EXERCISE> Duplicate everything in the data from the start down to the line that contains "plus-square-icon[interactable] — [7, 162, 15, 170]", and give back only those lines.

LISTED ENTRIES>

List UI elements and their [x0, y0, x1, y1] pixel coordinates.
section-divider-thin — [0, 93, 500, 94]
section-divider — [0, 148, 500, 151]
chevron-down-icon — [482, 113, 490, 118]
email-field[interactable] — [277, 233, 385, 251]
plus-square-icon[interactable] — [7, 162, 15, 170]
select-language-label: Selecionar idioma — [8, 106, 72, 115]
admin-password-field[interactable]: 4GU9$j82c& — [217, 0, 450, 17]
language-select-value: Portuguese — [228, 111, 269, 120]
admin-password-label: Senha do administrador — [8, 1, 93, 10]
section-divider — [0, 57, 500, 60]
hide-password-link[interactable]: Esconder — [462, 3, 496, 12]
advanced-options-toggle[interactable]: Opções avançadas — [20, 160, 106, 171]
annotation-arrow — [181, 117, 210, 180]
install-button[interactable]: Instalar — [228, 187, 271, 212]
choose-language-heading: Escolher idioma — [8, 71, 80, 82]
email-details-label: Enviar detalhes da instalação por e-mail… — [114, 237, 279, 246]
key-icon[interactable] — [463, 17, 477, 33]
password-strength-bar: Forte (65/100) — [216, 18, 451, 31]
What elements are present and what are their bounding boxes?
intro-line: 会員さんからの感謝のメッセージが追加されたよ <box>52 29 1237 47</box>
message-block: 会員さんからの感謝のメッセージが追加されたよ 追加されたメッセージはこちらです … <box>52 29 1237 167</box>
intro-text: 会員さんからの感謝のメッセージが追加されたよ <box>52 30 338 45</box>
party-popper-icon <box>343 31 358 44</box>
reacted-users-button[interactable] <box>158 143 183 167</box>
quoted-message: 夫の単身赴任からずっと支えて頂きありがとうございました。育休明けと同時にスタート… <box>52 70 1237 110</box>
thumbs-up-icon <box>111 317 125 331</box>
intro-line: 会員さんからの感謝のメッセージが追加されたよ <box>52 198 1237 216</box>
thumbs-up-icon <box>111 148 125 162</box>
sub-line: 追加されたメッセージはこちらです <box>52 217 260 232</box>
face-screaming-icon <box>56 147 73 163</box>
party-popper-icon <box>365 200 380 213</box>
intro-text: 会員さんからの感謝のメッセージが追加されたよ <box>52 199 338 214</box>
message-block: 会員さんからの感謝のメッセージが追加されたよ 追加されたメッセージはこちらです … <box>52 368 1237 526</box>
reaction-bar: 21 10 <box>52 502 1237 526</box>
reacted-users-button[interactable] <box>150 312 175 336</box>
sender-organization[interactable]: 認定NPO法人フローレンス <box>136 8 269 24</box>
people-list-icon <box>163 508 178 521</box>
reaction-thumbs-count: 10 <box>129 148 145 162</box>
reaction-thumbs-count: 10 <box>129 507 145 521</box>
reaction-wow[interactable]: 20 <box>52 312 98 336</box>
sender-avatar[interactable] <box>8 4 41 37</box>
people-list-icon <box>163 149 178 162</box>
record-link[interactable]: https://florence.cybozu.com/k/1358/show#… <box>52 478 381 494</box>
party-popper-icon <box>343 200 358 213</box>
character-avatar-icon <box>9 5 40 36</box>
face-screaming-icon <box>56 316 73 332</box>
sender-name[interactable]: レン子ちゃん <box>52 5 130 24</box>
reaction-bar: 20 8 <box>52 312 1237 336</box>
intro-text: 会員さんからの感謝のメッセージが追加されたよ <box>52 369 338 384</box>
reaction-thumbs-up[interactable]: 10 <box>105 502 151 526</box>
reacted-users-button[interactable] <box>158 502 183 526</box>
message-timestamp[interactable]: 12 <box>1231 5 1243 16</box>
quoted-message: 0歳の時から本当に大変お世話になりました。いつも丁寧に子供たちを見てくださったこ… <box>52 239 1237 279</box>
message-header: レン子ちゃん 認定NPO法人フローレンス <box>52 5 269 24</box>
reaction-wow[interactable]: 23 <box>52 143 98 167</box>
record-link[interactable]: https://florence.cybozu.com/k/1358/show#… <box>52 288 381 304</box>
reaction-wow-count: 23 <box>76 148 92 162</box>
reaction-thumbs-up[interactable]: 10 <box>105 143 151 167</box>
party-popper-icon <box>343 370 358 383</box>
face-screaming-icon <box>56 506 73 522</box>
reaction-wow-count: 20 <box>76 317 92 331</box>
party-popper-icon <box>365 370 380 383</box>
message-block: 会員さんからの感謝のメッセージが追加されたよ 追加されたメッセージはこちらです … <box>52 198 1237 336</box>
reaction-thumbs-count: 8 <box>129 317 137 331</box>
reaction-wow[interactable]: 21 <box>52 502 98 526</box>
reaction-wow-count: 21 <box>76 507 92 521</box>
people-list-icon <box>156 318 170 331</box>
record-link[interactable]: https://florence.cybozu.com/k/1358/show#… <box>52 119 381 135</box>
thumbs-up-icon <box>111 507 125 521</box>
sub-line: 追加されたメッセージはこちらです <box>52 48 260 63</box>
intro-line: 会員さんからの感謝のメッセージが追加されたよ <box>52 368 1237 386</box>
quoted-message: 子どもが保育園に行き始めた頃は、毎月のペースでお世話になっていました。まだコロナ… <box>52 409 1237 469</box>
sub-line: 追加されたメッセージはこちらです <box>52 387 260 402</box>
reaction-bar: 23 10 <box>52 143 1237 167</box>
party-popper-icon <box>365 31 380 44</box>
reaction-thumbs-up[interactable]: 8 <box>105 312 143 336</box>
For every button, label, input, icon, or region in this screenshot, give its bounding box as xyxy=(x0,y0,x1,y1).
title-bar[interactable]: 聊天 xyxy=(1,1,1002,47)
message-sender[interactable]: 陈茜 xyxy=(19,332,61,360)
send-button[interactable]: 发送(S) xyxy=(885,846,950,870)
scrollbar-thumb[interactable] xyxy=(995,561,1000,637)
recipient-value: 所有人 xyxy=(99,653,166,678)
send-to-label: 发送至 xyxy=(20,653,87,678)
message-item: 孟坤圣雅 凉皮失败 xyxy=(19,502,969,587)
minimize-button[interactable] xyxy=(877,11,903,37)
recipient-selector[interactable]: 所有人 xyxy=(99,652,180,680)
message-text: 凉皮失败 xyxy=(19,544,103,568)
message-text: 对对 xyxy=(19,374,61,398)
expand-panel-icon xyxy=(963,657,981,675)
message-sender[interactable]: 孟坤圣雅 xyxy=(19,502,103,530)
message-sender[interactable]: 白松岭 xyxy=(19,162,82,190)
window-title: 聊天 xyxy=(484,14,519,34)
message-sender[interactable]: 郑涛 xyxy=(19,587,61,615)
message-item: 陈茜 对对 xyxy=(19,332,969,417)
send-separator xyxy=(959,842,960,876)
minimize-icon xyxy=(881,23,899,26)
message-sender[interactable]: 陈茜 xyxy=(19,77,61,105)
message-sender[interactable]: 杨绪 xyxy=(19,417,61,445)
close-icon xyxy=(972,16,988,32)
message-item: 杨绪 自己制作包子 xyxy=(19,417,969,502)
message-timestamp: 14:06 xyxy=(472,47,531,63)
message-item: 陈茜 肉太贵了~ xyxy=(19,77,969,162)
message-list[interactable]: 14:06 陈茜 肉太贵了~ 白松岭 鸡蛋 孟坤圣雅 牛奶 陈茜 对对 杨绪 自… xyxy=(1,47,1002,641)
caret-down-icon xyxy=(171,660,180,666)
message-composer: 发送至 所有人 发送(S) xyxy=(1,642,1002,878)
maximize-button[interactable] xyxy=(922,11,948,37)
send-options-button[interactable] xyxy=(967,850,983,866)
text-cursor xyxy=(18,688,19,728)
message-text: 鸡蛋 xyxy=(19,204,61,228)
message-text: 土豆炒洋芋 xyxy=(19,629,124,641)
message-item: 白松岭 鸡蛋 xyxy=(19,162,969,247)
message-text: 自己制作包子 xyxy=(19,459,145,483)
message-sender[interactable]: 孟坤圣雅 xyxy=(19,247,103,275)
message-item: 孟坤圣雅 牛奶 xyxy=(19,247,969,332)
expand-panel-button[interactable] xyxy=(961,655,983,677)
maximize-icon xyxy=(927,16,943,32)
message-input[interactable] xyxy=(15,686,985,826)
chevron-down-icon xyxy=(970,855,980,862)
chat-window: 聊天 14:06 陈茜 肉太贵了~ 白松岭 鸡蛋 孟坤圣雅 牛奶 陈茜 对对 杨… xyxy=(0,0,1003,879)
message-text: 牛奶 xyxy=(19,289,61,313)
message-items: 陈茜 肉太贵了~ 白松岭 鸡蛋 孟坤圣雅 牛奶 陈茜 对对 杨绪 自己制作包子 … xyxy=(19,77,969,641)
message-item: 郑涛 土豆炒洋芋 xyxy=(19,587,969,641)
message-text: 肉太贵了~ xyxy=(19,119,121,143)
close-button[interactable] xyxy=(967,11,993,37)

OUTPUT FOR THIS TASK>
List UI elements and their [x0, y0, x1, y1] pixel coordinates.
section-divider-thin — [0, 93, 500, 94]
section-divider — [0, 148, 500, 151]
chevron-down-icon — [482, 113, 490, 118]
email-field[interactable] — [277, 233, 385, 251]
plus-square-icon[interactable] — [7, 162, 15, 170]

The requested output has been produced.